Items from a figure collection
----

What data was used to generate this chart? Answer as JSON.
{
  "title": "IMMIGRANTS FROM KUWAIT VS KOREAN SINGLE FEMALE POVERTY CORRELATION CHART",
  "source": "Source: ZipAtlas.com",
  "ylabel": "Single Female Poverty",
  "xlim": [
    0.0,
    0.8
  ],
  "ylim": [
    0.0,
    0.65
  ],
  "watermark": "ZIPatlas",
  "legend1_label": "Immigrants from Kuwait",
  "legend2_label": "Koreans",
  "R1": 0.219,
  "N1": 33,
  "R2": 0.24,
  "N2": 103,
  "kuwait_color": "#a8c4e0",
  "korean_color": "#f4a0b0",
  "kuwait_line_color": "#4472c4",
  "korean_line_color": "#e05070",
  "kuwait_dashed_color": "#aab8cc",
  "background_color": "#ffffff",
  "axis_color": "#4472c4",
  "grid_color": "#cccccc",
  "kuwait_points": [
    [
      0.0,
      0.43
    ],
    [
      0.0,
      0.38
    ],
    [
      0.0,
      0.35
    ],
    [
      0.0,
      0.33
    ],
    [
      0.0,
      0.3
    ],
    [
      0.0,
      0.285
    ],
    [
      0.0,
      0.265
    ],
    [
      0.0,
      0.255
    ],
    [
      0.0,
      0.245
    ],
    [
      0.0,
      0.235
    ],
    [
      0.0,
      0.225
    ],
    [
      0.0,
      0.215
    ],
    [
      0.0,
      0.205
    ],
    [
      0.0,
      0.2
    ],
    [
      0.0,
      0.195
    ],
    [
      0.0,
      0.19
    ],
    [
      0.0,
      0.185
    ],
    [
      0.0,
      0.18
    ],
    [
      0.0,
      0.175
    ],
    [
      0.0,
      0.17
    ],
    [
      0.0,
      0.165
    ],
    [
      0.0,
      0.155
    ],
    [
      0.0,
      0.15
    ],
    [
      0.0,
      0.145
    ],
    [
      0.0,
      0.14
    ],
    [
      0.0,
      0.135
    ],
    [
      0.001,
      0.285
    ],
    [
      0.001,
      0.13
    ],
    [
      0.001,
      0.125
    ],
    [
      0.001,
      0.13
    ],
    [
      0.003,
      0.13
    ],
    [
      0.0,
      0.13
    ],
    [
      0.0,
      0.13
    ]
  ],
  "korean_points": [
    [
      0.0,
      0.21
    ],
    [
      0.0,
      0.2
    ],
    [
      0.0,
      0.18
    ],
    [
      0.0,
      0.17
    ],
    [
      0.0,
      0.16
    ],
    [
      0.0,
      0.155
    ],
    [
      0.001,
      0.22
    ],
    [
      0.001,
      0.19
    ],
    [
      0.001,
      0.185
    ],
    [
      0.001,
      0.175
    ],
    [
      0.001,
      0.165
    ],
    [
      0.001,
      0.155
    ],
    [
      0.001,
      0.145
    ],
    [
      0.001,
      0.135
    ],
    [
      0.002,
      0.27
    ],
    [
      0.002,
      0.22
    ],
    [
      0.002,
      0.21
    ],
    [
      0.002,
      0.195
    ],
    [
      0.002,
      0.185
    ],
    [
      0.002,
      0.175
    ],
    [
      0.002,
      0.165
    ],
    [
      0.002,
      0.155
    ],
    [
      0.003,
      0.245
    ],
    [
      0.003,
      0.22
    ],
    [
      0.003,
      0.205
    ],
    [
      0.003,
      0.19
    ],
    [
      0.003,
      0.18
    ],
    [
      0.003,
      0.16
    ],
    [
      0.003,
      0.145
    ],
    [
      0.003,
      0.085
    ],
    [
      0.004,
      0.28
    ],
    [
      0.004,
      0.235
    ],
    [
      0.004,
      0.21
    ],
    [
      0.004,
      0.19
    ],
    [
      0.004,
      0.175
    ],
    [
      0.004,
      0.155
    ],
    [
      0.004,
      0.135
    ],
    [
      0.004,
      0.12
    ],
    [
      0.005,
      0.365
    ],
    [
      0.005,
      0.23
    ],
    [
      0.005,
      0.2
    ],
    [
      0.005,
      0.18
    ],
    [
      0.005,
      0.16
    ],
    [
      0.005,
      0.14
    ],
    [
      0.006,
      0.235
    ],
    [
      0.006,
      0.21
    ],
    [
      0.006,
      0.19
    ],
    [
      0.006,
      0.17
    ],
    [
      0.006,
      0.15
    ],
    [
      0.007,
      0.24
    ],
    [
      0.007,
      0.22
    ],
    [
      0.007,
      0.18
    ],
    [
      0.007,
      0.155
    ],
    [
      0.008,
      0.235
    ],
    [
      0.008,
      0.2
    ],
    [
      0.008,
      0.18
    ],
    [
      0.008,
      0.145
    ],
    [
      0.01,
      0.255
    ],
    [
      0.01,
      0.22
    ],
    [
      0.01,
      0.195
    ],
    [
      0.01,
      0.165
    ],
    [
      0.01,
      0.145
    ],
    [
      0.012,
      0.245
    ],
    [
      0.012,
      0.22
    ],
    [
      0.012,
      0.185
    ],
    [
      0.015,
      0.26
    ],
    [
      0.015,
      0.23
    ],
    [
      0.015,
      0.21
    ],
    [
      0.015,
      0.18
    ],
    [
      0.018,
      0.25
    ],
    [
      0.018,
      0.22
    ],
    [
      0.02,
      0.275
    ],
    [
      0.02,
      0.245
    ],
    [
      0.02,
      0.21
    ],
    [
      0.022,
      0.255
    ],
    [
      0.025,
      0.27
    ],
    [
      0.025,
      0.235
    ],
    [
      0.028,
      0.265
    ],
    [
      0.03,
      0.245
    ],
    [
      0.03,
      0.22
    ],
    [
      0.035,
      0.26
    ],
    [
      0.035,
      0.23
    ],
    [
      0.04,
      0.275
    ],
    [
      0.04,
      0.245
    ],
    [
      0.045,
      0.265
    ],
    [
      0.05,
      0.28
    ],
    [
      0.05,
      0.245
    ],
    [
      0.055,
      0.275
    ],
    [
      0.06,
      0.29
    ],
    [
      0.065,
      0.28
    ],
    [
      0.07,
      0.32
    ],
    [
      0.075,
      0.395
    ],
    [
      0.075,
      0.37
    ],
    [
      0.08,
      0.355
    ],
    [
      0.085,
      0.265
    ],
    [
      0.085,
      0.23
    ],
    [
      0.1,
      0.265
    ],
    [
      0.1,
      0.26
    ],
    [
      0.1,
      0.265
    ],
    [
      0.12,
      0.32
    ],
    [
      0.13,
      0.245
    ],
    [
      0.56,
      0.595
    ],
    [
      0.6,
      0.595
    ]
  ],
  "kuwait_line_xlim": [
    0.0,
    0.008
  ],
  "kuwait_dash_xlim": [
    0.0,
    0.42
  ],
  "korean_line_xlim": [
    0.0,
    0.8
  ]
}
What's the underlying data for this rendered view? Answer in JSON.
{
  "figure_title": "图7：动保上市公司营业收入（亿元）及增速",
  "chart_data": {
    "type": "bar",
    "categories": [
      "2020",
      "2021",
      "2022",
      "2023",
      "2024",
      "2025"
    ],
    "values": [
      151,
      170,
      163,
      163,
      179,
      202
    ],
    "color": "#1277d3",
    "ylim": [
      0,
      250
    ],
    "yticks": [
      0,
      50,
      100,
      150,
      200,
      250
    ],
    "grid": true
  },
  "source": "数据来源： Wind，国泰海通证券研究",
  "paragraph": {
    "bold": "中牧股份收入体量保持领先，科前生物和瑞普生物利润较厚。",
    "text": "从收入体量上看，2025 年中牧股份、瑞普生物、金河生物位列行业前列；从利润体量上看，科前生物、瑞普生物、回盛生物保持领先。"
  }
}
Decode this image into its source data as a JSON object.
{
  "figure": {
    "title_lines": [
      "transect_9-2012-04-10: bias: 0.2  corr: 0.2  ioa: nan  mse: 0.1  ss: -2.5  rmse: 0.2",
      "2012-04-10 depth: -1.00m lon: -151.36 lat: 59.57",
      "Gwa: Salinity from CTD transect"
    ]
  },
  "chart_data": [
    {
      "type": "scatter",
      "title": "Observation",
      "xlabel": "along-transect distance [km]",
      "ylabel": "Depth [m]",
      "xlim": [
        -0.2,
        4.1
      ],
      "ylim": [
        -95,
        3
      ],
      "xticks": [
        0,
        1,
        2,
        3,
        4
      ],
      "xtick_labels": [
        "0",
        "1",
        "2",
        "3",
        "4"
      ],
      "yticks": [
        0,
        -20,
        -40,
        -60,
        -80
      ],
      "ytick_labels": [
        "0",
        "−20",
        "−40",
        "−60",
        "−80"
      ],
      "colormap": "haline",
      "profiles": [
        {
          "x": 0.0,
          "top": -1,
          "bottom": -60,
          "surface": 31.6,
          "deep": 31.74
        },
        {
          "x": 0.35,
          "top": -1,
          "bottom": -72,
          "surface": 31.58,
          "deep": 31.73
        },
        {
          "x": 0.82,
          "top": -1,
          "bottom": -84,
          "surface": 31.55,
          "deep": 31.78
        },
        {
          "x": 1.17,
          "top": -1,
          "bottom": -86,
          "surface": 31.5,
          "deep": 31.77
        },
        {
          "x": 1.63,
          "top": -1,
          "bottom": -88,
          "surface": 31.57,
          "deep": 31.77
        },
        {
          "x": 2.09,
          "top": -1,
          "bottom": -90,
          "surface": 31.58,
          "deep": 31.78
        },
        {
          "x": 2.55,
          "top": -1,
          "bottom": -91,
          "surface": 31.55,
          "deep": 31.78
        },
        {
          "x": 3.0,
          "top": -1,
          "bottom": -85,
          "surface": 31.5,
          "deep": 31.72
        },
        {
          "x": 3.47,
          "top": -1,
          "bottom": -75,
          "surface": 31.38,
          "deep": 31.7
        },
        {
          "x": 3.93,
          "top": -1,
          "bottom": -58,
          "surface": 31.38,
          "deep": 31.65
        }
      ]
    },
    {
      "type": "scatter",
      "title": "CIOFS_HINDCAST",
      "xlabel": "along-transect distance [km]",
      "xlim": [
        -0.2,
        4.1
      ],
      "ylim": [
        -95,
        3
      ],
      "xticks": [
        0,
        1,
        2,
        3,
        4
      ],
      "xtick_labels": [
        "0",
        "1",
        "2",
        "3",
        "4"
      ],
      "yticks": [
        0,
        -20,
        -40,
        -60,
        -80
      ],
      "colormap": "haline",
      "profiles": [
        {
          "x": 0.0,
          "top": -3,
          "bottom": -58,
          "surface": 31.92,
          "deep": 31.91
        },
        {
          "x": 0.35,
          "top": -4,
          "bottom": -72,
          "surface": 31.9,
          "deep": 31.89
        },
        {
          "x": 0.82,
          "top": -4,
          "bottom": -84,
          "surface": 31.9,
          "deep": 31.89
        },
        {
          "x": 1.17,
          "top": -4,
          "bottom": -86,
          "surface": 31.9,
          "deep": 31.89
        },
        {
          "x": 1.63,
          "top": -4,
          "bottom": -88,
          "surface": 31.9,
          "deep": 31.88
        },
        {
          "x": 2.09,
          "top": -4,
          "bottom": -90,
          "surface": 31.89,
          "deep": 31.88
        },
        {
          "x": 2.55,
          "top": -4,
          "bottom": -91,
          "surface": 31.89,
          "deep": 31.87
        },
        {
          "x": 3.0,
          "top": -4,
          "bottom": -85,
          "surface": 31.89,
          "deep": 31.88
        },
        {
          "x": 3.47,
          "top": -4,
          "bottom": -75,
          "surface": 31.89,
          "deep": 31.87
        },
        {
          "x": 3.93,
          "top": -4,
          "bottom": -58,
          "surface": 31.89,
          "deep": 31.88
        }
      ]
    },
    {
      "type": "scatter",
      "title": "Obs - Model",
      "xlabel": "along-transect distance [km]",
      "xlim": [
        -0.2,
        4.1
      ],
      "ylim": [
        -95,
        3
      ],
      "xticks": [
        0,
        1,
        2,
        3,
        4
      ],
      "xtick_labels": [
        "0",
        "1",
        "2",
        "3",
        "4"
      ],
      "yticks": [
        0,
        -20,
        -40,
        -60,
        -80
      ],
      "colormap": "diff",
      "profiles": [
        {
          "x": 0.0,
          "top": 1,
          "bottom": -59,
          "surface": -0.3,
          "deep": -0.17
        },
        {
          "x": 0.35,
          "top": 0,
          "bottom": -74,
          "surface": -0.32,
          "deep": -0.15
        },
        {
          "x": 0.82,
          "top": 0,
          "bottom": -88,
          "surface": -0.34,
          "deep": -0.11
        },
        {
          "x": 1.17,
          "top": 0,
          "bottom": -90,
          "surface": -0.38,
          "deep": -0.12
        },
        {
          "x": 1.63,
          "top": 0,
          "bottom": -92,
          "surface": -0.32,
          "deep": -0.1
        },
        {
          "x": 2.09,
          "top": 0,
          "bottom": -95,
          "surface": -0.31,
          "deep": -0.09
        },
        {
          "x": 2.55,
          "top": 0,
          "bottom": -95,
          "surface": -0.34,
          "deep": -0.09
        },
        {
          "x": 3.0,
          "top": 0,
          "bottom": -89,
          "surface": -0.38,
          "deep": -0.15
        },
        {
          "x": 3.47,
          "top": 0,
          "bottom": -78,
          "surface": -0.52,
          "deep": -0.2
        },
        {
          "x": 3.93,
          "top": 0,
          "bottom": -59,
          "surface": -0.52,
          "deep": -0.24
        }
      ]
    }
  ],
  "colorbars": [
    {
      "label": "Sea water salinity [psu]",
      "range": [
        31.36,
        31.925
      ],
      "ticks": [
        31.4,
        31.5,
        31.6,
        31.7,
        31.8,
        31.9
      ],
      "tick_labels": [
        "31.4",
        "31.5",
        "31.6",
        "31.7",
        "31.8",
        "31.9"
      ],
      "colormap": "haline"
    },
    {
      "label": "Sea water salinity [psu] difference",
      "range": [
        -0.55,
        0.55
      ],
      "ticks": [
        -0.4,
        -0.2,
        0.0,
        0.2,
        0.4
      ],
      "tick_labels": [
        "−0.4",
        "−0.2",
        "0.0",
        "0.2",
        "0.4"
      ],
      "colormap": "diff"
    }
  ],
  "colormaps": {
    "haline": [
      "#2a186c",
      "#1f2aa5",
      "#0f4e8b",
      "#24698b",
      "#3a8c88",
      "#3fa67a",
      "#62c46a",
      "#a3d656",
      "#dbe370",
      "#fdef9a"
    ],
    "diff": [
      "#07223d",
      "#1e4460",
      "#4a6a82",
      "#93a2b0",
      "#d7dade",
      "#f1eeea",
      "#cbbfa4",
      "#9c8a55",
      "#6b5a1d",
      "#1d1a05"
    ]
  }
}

----

Report how many lines in the data contain the word "haline", with no words besides the number.

- [Exercise result]:
4